====== The input ======

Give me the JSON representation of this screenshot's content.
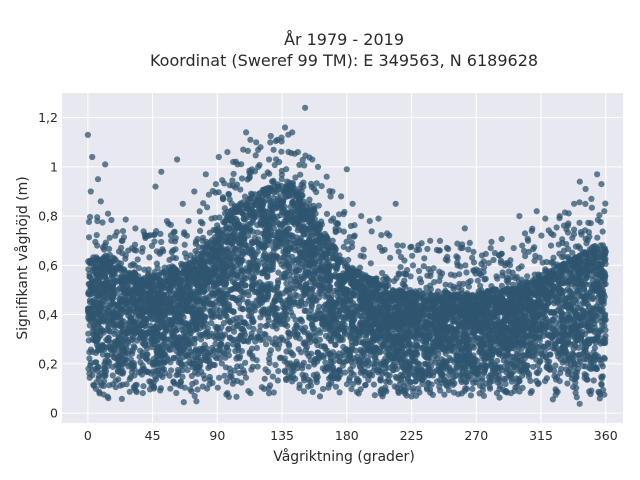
{
  "chart_data": {
    "type": "scatter",
    "title_line1": "År 1979 - 2019",
    "title_line2": "Koordinat (Sweref 99 TM): E 349563, N 6189628",
    "xlabel": "Vågriktning (grader)",
    "ylabel": "Signifikant våghöjd (m)",
    "xlim": [
      -18,
      372
    ],
    "ylim": [
      -0.04,
      1.3
    ],
    "x_ticks": [
      0,
      45,
      90,
      135,
      180,
      225,
      270,
      315,
      360
    ],
    "x_tick_labels": [
      "0",
      "45",
      "90",
      "135",
      "180",
      "225",
      "270",
      "315",
      "360"
    ],
    "y_ticks": [
      0,
      0.2,
      0.4,
      0.6,
      0.8,
      1.0,
      1.2
    ],
    "y_tick_labels": [
      "0",
      "0,2",
      "0,4",
      "0,6",
      "0,8",
      "1",
      "1,2"
    ],
    "grid": true,
    "colors": {
      "marker": "#2f5670",
      "plot_background": "#e8e8f0",
      "grid": "#ffffff"
    },
    "envelope_upper": [
      [
        0,
        0.62
      ],
      [
        15,
        0.62
      ],
      [
        30,
        0.55
      ],
      [
        45,
        0.55
      ],
      [
        60,
        0.58
      ],
      [
        75,
        0.62
      ],
      [
        90,
        0.72
      ],
      [
        100,
        0.82
      ],
      [
        115,
        0.88
      ],
      [
        130,
        0.92
      ],
      [
        140,
        0.92
      ],
      [
        150,
        0.86
      ],
      [
        165,
        0.72
      ],
      [
        180,
        0.6
      ],
      [
        195,
        0.55
      ],
      [
        210,
        0.5
      ],
      [
        225,
        0.48
      ],
      [
        240,
        0.48
      ],
      [
        255,
        0.48
      ],
      [
        270,
        0.48
      ],
      [
        285,
        0.5
      ],
      [
        300,
        0.5
      ],
      [
        315,
        0.55
      ],
      [
        330,
        0.6
      ],
      [
        345,
        0.65
      ],
      [
        360,
        0.66
      ]
    ],
    "envelope_lower": [
      [
        0,
        0.03
      ],
      [
        45,
        0.04
      ],
      [
        90,
        0.04
      ],
      [
        135,
        0.04
      ],
      [
        180,
        0.05
      ],
      [
        225,
        0.05
      ],
      [
        270,
        0.05
      ],
      [
        315,
        0.05
      ],
      [
        360,
        0.03
      ]
    ],
    "outliers": [
      {
        "x": 0,
        "y": 1.13
      },
      {
        "x": 3,
        "y": 1.04
      },
      {
        "x": 12,
        "y": 1.01
      },
      {
        "x": 2,
        "y": 0.9
      },
      {
        "x": 7,
        "y": 0.95
      },
      {
        "x": 9,
        "y": 0.86
      },
      {
        "x": 14,
        "y": 0.81
      },
      {
        "x": 19,
        "y": 0.72
      },
      {
        "x": 24,
        "y": 0.7
      },
      {
        "x": 28,
        "y": 0.66
      },
      {
        "x": 33,
        "y": 0.75
      },
      {
        "x": 38,
        "y": 0.67
      },
      {
        "x": 42,
        "y": 0.72
      },
      {
        "x": 47,
        "y": 0.92
      },
      {
        "x": 51,
        "y": 0.98
      },
      {
        "x": 55,
        "y": 0.78
      },
      {
        "x": 58,
        "y": 0.7
      },
      {
        "x": 62,
        "y": 1.03
      },
      {
        "x": 66,
        "y": 0.85
      },
      {
        "x": 70,
        "y": 0.78
      },
      {
        "x": 74,
        "y": 0.9
      },
      {
        "x": 78,
        "y": 0.74
      },
      {
        "x": 82,
        "y": 0.97
      },
      {
        "x": 86,
        "y": 0.79
      },
      {
        "x": 89,
        "y": 0.93
      },
      {
        "x": 91,
        "y": 1.04
      },
      {
        "x": 94,
        "y": 0.87
      },
      {
        "x": 97,
        "y": 1.06
      },
      {
        "x": 101,
        "y": 1.02
      },
      {
        "x": 104,
        "y": 1.01
      },
      {
        "x": 108,
        "y": 1.07
      },
      {
        "x": 110,
        "y": 1.14
      },
      {
        "x": 113,
        "y": 1.11
      },
      {
        "x": 117,
        "y": 1.1
      },
      {
        "x": 120,
        "y": 1.08
      },
      {
        "x": 126,
        "y": 1.03
      },
      {
        "x": 133,
        "y": 1.02
      },
      {
        "x": 137,
        "y": 1.16
      },
      {
        "x": 142,
        "y": 1.14
      },
      {
        "x": 146,
        "y": 1.06
      },
      {
        "x": 151,
        "y": 1.24
      },
      {
        "x": 156,
        "y": 1.03
      },
      {
        "x": 160,
        "y": 1.0
      },
      {
        "x": 166,
        "y": 0.96
      },
      {
        "x": 170,
        "y": 0.9
      },
      {
        "x": 176,
        "y": 0.88
      },
      {
        "x": 180,
        "y": 0.99
      },
      {
        "x": 184,
        "y": 0.85
      },
      {
        "x": 190,
        "y": 0.8
      },
      {
        "x": 196,
        "y": 0.78
      },
      {
        "x": 202,
        "y": 0.79
      },
      {
        "x": 208,
        "y": 0.73
      },
      {
        "x": 214,
        "y": 0.85
      },
      {
        "x": 220,
        "y": 0.62
      },
      {
        "x": 226,
        "y": 0.6
      },
      {
        "x": 232,
        "y": 0.69
      },
      {
        "x": 238,
        "y": 0.7
      },
      {
        "x": 244,
        "y": 0.66
      },
      {
        "x": 250,
        "y": 0.62
      },
      {
        "x": 257,
        "y": 0.6
      },
      {
        "x": 262,
        "y": 0.75
      },
      {
        "x": 268,
        "y": 0.58
      },
      {
        "x": 274,
        "y": 0.64
      },
      {
        "x": 280,
        "y": 0.67
      },
      {
        "x": 286,
        "y": 0.64
      },
      {
        "x": 290,
        "y": 0.6
      },
      {
        "x": 296,
        "y": 0.67
      },
      {
        "x": 300,
        "y": 0.8
      },
      {
        "x": 306,
        "y": 0.7
      },
      {
        "x": 312,
        "y": 0.82
      },
      {
        "x": 318,
        "y": 0.79
      },
      {
        "x": 322,
        "y": 0.73
      },
      {
        "x": 328,
        "y": 0.8
      },
      {
        "x": 334,
        "y": 0.77
      },
      {
        "x": 338,
        "y": 0.85
      },
      {
        "x": 342,
        "y": 0.94
      },
      {
        "x": 346,
        "y": 0.91
      },
      {
        "x": 350,
        "y": 0.87
      },
      {
        "x": 354,
        "y": 0.97
      },
      {
        "x": 357,
        "y": 0.93
      },
      {
        "x": 359,
        "y": 0.82
      }
    ]
  }
}
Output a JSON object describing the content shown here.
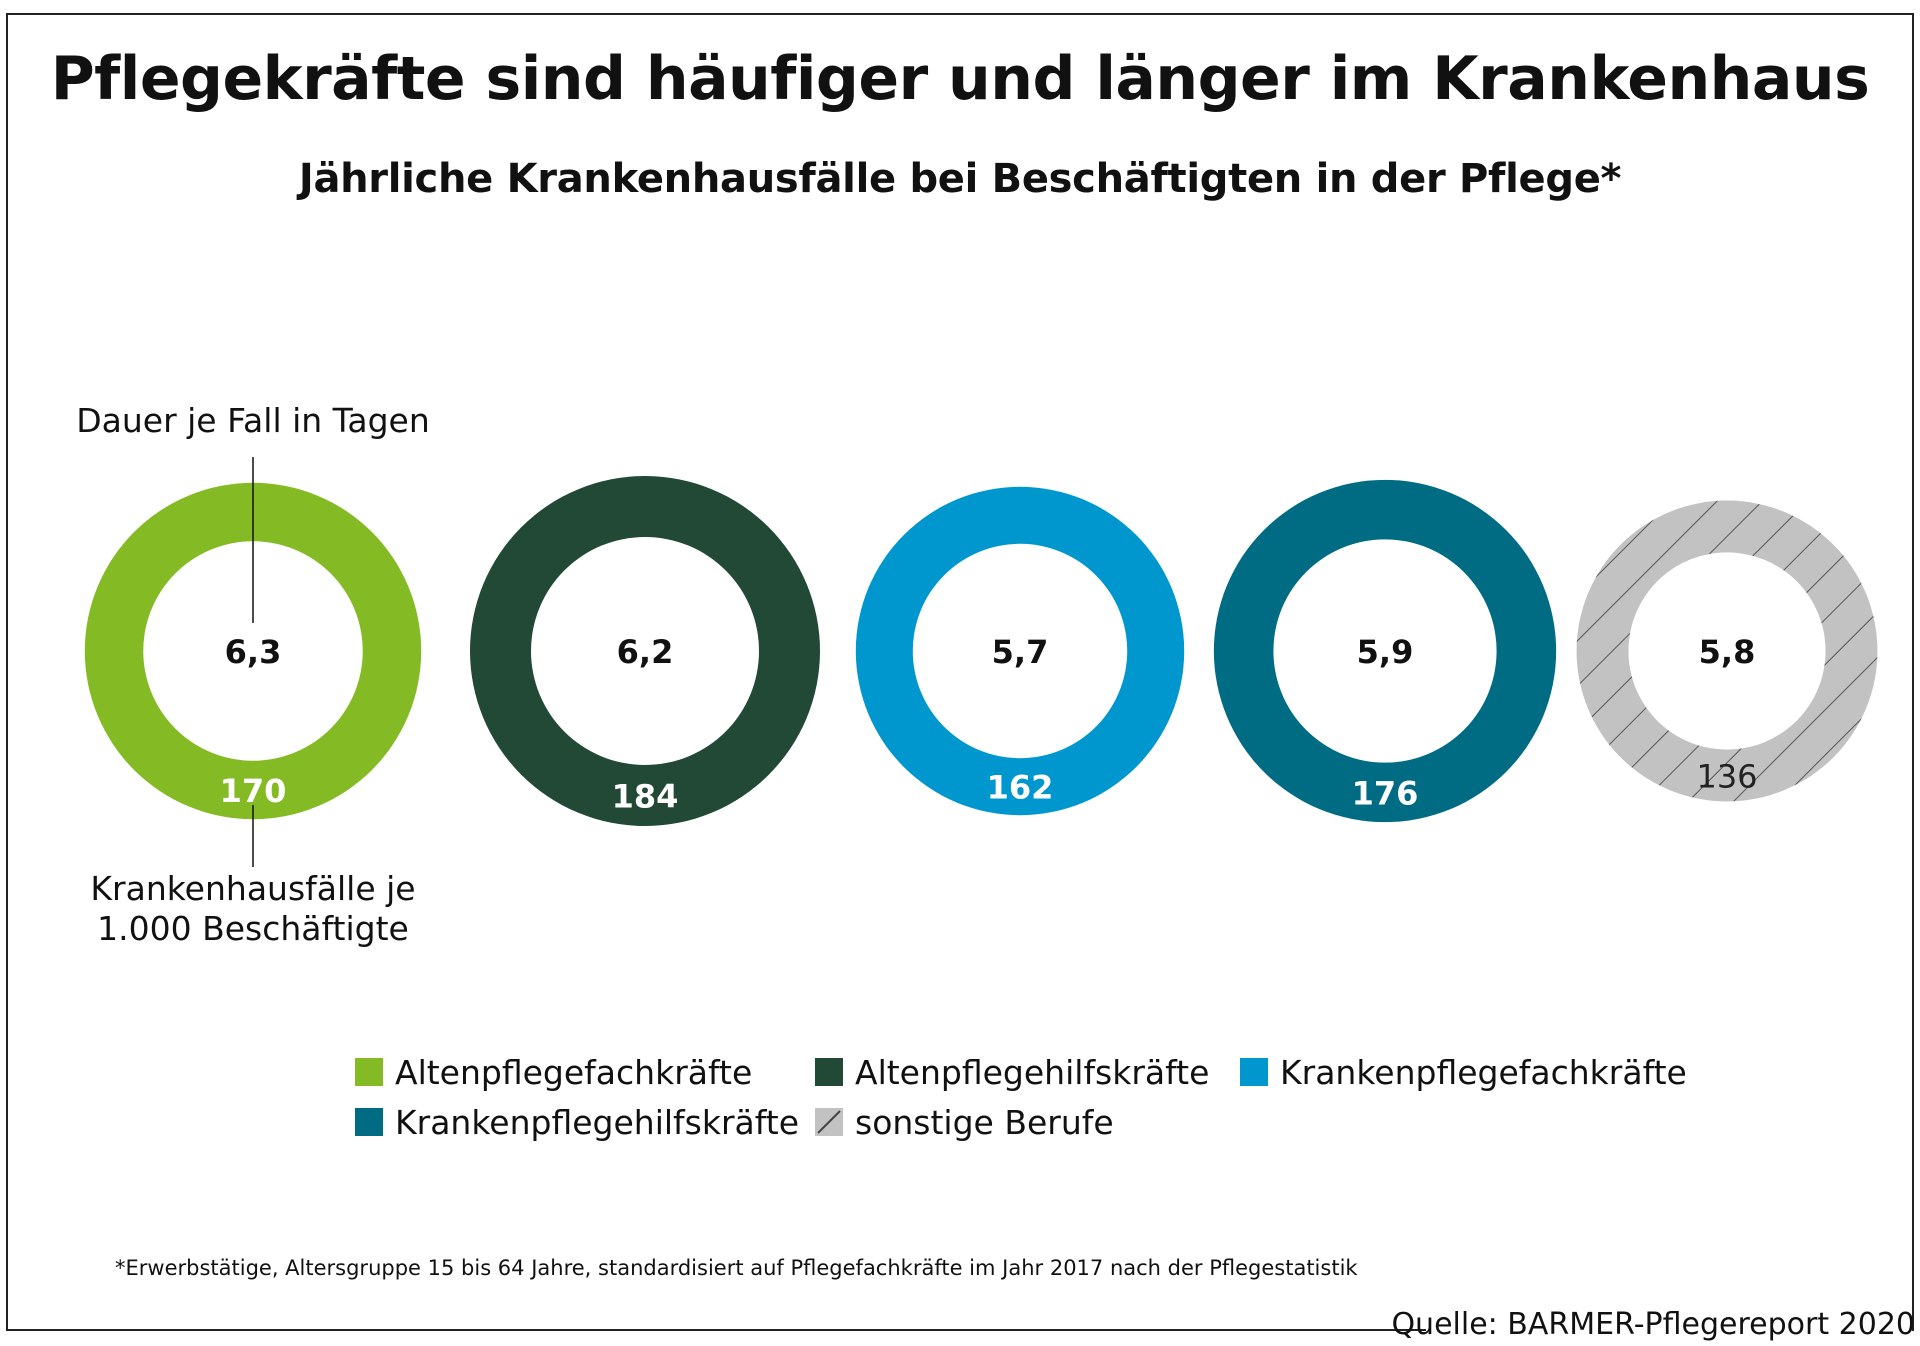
{
  "chart_data": {
    "type": "donut-series",
    "title": "Pflegekräfte sind häufiger und länger im Krankenhaus",
    "subtitle": "Jährliche Krankenhausfälle bei Beschäftigten in der Pflege*",
    "label_inner": "Dauer je Fall in Tagen",
    "label_outer": "Krankenhausfälle je 1.000 Beschäftigte",
    "label_outer_lines": [
      "Krankenhausfälle je",
      "1.000 Beschäftigte"
    ],
    "series": [
      {
        "name": "Altenpflegefachkräfte",
        "dauer": 6.3,
        "dauer_label": "6,3",
        "faelle": 170,
        "color": "#84bb25",
        "pattern": "solid"
      },
      {
        "name": "Altenpflegehilfskräfte",
        "dauer": 6.2,
        "dauer_label": "6,2",
        "faelle": 184,
        "color": "#214935",
        "pattern": "solid"
      },
      {
        "name": "Krankenpflegefachkräfte",
        "dauer": 5.7,
        "dauer_label": "5,7",
        "faelle": 162,
        "color": "#0097ce",
        "pattern": "solid"
      },
      {
        "name": "Krankenpflegehilfskräfte",
        "dauer": 5.9,
        "dauer_label": "5,9",
        "faelle": 176,
        "color": "#006c84",
        "pattern": "solid"
      },
      {
        "name": "sonstige Berufe",
        "dauer": 5.8,
        "dauer_label": "5,8",
        "faelle": 136,
        "color": "#c0c0c0",
        "pattern": "hatched"
      }
    ]
  },
  "legend": {
    "rows": [
      [
        "Altenpflegefachkräfte",
        "Altenpflegehilfskräfte",
        "Krankenpflegefachkräfte"
      ],
      [
        "Krankenpflegehilfskräfte",
        "sonstige Berufe"
      ]
    ]
  },
  "footnote": "*Erwerbstätige, Altersgruppe 15 bis 64 Jahre, standardisiert auf Pflegefachkräfte im Jahr 2017 nach der Pflegestatistik",
  "source": "Quelle: BARMER-Pflegereport 2020"
}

======

### Written task
Check each line above for the string "Krankenhausfälle", then copy the ones that have it.

### Completed task
    "subtitle": "Jährliche Krankenhausfälle bei Beschäftigten in der Pflege*",
    "label_outer": "Krankenhausfälle je 1.000 Beschäftigte",
      "Krankenhausfälle je",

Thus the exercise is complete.